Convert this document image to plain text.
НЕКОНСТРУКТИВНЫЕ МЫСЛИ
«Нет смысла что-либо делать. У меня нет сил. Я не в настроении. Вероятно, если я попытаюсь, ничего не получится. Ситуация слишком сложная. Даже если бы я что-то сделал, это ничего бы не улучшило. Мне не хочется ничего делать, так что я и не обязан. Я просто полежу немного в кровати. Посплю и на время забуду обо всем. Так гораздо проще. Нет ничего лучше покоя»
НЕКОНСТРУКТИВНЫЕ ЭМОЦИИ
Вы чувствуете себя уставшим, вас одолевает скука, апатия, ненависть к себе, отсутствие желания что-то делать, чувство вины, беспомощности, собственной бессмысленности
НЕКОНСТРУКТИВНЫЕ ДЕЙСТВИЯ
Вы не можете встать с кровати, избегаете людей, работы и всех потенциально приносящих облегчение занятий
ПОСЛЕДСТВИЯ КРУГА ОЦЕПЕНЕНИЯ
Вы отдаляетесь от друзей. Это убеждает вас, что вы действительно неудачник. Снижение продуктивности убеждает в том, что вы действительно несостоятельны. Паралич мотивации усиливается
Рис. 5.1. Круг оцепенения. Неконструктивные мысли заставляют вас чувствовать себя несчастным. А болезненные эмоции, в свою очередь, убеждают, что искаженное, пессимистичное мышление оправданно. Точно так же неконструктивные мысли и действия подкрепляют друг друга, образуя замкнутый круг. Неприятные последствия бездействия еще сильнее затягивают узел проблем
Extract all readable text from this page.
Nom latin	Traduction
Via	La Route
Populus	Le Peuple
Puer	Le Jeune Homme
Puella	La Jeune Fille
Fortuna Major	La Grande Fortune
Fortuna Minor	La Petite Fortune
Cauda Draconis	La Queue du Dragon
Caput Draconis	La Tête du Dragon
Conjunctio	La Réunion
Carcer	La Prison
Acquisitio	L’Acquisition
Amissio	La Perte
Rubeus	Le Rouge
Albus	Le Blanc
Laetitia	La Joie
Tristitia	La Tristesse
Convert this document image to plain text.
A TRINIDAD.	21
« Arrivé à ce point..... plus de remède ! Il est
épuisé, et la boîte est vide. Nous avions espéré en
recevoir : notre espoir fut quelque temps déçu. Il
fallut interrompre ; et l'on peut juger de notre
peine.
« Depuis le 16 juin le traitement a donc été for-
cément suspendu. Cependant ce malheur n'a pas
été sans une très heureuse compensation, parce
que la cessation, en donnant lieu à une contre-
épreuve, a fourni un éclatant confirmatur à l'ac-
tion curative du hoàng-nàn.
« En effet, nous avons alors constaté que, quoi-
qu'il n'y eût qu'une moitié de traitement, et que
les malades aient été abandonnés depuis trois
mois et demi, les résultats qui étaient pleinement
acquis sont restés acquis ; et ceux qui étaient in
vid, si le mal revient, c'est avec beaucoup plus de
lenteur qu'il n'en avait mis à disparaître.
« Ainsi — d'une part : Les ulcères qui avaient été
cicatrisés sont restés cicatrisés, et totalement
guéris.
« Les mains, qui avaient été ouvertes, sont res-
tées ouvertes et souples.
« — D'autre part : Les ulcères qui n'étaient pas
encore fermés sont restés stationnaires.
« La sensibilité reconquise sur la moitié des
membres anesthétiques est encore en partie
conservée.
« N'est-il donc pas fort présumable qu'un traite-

• • • •

* Given instruction: Copy each record from above exactly, and include every line.

* Answer to the problem:
Convert this document image to plain text.
НЕКОНСТРУКТИВНЫЕ МЫСЛИ
«Нет смысла что-либо делать. У меня нет сил. Я не в настроении. Вероятно, если я попытаюсь, ничего не получится. Ситуация слишком сложная. Даже если бы я что-то сделал, это ничего бы не улучшило. Мне не хочется ничего делать, так что я и не обязан. Я просто полежу немного в кровати. Посплю и на время забуду обо всем. Так гораздо проще. Нет ничего лучше покоя»
НЕКОНСТРУКТИВНЫЕ ЭМОЦИИ
Вы чувствуете себя уставшим, вас одолевает скука, апатия, ненависть к себе, отсутствие желания что-то делать, чувство вины, беспомощности, собственной бессмысленности
НЕКОНСТРУКТИВНЫЕ ДЕЙСТВИЯ
Вы не можете встать с кровати, избегаете людей, работы и всех потенциально приносящих облегчение занятий
ПОСЛЕДСТВИЯ КРУГА ОЦЕПЕНЕНИЯ
Вы отдаляетесь от друзей. Это убеждает вас, что вы действительно неудачник. Снижение продуктивности убеждает в том, что вы действительно несостоятельны. Паралич мотивации усиливается
Рис. 5.1. Круг оцепенения. Неконструктивные мысли заставляют вас чувствовать себя несчастным. А болезненные эмоции, в свою очередь, убеждают, что искаженное, пессимистичное мышление оправданно. Точно так же неконструктивные мысли и действия подкрепляют друг друга, образуя замкнутый круг. Неприятные последствия бездействия еще сильнее затягивают узел проблем
Extract all readable text from this page.
Nom latin	Traduction
Via	La Route
Populus	Le Peuple
Puer	Le Jeune Homme
Puella	La Jeune Fille
Fortuna Major	La Grande Fortune
Fortuna Minor	La Petite Fortune
Cauda Draconis	La Queue du Dragon
Caput Draconis	La Tête du Dragon
Conjunctio	La Réunion
Carcer	La Prison
Acquisitio	L’Acquisition
Amissio	La Perte
Rubeus	Le Rouge
Albus	Le Blanc
Laetitia	La Joie
Tristitia	La Tristesse
Convert this document image to plain text.
A TRINIDAD.	21
« Arrivé à ce point..... plus de remède ! Il est
épuisé, et la boîte est vide. Nous avions espéré en
recevoir : notre espoir fut quelque temps déçu. Il
fallut interrompre ; et l'on peut juger de notre
peine.
« Depuis le 16 juin le traitement a donc été for-
cément suspendu. Cependant ce malheur n'a pas
été sans une très heureuse compensation, parce
que la cessation, en donnant lieu à une contre-
épreuve, a fourni un éclatant confirmatur à l'ac-
tion curative du hoàng-nàn.
« En effet, nous avons alors constaté que, quoi-
qu'il n'y eût qu'une moitié de traitement, et que
les malades aient été abandonnés depuis trois
mois et demi, les résultats qui étaient pleinement
acquis sont restés acquis ; et ceux qui étaient in
vid, si le mal revient, c'est avec beaucoup plus de
lenteur qu'il n'en avait mis à disparaître.
« Ainsi — d'une part : Les ulcères qui avaient été
cicatrisés sont restés cicatrisés, et totalement
guéris.
« Les mains, qui avaient été ouvertes, sont res-
tées ouvertes et souples.
« — D'autre part : Les ulcères qui n'étaient pas
encore fermés sont restés stationnaires.
« La sensibilité reconquise sur la moitié des
membres anesthétiques est encore en partie
conservée.
« N'est-il donc pas fort présumable qu'un traite-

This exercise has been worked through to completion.